Task instructions –
Reproduce every line of the data from the first one through the line containing "x-axis-title: t xyxy=(213,146,216,158)", including both of those lines.

(Bounding box annotations)
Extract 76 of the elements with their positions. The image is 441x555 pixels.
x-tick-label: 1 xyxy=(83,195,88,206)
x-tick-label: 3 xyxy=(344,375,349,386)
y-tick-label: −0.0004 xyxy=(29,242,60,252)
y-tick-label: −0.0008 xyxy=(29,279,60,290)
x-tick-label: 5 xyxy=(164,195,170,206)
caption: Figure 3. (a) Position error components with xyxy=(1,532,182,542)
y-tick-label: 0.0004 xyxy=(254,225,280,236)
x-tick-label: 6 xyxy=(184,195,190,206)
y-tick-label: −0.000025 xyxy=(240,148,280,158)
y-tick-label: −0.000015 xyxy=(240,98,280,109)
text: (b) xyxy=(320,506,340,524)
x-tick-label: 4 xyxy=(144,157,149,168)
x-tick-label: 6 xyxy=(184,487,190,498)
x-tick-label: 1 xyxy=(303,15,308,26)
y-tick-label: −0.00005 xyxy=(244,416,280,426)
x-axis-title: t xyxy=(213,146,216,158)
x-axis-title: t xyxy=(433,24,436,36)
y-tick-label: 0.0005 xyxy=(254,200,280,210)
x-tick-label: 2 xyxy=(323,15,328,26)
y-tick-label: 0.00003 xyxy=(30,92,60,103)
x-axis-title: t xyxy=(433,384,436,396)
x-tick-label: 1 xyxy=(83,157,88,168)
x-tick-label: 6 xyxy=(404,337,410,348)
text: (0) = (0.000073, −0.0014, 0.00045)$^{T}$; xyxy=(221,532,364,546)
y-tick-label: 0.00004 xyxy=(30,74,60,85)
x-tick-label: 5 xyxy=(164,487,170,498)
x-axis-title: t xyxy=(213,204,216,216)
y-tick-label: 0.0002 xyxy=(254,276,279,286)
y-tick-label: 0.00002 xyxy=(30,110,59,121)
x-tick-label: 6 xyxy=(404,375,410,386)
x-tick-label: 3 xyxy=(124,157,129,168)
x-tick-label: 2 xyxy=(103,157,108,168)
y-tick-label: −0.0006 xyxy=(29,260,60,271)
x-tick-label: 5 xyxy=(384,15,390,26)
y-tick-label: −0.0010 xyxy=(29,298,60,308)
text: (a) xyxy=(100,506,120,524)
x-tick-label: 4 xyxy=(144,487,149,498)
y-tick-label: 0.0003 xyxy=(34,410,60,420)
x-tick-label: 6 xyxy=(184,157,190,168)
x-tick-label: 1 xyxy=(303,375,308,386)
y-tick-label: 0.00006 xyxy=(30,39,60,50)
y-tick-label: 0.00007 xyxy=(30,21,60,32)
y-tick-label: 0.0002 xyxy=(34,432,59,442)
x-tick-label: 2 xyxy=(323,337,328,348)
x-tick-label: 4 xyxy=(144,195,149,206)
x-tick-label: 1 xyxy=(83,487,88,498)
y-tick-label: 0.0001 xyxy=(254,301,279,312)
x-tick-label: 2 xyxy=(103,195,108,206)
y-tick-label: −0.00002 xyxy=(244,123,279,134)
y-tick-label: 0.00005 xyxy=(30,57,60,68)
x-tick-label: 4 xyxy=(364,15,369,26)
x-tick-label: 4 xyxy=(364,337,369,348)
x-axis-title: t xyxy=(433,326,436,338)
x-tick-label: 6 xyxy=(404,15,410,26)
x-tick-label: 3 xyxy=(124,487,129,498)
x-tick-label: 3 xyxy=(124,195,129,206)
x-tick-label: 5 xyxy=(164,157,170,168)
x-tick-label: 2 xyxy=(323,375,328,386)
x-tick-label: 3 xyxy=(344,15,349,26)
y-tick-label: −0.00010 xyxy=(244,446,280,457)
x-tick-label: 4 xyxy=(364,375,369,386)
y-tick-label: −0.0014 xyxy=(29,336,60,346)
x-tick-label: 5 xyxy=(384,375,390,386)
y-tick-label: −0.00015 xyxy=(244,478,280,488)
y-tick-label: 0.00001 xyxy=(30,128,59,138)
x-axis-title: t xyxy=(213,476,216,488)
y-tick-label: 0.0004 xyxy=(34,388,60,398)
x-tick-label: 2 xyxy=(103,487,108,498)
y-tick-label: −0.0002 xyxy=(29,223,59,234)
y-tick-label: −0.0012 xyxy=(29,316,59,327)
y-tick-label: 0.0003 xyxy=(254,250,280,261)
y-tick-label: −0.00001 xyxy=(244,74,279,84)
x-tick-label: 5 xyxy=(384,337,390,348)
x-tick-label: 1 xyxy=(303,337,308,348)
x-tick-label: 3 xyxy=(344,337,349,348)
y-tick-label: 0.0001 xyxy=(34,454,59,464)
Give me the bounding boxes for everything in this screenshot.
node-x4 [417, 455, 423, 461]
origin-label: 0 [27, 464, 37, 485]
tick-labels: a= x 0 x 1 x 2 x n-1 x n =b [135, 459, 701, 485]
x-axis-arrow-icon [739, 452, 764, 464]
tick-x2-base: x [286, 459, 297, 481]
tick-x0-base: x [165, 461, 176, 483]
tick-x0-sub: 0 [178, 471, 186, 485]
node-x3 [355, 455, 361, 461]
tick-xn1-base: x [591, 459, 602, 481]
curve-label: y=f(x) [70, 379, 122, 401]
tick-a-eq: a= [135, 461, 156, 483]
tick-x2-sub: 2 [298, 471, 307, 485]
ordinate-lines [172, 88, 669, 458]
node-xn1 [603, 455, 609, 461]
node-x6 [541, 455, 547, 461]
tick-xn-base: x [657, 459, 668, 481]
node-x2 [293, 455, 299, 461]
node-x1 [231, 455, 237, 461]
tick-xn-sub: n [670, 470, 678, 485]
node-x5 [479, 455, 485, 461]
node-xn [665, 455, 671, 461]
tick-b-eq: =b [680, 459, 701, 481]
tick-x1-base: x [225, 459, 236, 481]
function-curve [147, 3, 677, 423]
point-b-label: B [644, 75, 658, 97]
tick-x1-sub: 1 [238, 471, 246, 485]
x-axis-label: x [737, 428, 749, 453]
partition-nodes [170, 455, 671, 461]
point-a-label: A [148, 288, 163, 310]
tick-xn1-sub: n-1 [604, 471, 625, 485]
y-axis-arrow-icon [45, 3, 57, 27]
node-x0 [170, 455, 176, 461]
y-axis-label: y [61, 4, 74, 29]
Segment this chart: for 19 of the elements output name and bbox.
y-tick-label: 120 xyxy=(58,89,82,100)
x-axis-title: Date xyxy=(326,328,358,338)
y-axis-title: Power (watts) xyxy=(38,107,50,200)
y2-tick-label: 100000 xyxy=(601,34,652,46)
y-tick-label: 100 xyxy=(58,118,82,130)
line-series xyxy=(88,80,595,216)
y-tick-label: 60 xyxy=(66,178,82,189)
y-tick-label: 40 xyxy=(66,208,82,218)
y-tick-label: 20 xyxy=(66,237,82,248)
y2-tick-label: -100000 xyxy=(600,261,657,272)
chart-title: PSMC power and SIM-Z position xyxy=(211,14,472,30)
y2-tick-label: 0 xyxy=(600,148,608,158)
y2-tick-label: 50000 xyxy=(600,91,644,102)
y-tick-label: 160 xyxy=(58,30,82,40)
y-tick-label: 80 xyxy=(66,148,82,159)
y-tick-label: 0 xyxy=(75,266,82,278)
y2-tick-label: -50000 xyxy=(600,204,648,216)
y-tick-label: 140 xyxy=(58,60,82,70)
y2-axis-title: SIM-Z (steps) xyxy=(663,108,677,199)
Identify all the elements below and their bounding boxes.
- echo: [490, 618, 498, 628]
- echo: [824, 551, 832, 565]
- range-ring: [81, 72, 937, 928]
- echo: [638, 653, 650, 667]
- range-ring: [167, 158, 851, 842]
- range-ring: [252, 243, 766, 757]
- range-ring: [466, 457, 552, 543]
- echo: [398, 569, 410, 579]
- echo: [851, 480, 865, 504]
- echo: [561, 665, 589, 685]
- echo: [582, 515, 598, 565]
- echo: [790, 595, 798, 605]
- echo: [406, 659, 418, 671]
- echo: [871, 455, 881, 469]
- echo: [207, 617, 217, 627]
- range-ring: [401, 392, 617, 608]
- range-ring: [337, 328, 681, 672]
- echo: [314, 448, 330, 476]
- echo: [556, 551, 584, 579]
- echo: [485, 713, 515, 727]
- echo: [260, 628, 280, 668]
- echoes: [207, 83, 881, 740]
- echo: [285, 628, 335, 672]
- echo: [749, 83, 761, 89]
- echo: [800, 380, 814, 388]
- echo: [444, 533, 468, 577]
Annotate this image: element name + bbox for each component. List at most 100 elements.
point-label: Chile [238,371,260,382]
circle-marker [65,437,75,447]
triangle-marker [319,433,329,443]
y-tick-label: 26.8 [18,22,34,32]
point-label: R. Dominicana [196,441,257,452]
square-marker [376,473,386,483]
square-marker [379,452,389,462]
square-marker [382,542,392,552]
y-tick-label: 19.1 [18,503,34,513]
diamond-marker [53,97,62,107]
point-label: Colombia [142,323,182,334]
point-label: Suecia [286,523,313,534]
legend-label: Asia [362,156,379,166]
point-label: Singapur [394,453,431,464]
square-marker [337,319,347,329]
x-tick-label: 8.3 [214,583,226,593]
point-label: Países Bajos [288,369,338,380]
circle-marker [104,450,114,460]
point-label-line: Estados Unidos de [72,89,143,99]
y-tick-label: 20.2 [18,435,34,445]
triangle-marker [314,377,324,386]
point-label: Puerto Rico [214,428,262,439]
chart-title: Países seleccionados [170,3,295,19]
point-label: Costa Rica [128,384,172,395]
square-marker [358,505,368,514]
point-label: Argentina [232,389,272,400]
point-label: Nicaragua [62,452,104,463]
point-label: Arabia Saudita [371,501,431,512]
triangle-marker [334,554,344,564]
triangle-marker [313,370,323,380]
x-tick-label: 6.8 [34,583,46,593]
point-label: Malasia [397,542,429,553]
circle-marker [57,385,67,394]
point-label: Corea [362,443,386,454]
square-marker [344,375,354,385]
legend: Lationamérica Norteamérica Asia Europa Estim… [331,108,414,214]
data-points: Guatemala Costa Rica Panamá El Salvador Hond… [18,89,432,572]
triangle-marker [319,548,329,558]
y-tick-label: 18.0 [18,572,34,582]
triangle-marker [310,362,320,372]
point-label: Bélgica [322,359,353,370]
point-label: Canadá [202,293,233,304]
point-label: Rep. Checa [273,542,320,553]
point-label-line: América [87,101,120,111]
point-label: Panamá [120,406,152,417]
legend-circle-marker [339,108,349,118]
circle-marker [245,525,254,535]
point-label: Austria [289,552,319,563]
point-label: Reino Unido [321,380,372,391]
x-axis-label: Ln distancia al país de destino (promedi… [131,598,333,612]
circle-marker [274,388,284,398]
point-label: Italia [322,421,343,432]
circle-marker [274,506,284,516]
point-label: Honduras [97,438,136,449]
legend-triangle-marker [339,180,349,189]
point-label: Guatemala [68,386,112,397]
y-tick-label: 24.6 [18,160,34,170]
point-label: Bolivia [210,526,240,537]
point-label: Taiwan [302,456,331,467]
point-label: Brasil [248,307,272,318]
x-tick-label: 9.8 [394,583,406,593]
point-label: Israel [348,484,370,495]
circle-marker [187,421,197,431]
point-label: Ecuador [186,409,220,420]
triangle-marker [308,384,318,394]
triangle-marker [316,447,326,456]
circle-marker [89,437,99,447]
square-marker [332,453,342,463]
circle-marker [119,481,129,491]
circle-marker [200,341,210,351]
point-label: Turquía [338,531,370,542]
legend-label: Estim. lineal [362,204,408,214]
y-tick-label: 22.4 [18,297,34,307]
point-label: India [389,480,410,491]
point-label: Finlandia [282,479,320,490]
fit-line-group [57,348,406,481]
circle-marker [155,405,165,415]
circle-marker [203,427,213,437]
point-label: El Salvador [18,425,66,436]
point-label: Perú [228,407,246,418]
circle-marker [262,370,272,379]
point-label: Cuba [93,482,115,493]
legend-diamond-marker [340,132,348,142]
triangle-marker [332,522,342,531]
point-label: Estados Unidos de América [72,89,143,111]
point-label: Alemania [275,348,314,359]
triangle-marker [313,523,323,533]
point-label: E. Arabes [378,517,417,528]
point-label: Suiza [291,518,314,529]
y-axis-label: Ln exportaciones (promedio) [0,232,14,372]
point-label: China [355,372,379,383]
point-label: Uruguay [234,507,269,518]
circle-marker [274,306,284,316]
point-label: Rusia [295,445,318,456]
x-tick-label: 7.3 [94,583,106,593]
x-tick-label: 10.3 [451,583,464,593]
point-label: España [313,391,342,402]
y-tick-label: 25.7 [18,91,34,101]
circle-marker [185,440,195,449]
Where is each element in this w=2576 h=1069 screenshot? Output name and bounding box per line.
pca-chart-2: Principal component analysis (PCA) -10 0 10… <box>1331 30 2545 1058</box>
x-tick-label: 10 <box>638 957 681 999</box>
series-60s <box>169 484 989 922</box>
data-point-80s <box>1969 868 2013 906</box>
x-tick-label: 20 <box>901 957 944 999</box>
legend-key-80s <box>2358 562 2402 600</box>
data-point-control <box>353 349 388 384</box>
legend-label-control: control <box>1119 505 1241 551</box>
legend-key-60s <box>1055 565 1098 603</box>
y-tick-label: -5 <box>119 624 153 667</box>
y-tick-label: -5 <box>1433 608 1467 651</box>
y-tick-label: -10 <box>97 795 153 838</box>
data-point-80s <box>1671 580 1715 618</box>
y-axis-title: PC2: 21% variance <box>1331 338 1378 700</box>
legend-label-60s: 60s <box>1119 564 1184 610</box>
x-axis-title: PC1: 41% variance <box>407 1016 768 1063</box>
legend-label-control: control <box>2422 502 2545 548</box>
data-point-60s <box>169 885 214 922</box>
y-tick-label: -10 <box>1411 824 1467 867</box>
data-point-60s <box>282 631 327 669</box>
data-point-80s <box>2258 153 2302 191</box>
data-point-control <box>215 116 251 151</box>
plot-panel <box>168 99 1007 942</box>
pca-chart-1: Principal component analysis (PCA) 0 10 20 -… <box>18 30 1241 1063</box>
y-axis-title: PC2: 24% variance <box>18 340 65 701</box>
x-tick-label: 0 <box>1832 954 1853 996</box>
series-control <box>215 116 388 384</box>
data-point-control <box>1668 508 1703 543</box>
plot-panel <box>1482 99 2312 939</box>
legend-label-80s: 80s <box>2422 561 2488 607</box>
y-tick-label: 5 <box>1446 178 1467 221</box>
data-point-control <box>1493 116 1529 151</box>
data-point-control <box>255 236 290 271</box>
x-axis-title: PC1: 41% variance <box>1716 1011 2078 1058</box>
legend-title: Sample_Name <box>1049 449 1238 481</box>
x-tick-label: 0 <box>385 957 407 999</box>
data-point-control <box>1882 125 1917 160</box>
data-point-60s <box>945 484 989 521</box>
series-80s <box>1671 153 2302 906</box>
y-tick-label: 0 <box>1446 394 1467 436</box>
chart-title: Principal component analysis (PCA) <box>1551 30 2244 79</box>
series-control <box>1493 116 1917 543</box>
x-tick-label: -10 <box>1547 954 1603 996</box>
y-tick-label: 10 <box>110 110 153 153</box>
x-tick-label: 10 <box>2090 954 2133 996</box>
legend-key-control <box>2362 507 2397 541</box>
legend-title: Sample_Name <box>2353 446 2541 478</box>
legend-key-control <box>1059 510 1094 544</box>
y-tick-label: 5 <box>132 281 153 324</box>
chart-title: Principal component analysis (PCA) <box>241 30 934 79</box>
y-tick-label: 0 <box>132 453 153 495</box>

Task response –
Extract 76 of the elements with their positions. The image is 441x555 pixels.
x-tick-label: 1 xyxy=(83,195,88,206)
x-tick-label: 3 xyxy=(344,375,349,386)
y-tick-label: −0.0004 xyxy=(29,242,60,252)
y-tick-label: −0.0008 xyxy=(29,279,60,290)
x-tick-label: 5 xyxy=(164,195,170,206)
caption: Figure 3. (a) Position error components with xyxy=(1,532,182,542)
y-tick-label: 0.0004 xyxy=(254,225,280,236)
x-tick-label: 6 xyxy=(184,195,190,206)
y-tick-label: −0.000025 xyxy=(240,148,280,158)
y-tick-label: −0.000015 xyxy=(240,98,280,109)
text: (b) xyxy=(320,506,340,524)
x-tick-label: 4 xyxy=(144,157,149,168)
x-tick-label: 6 xyxy=(184,487,190,498)
x-tick-label: 1 xyxy=(303,15,308,26)
y-tick-label: −0.00005 xyxy=(244,416,280,426)
x-axis-title: t xyxy=(213,146,216,158)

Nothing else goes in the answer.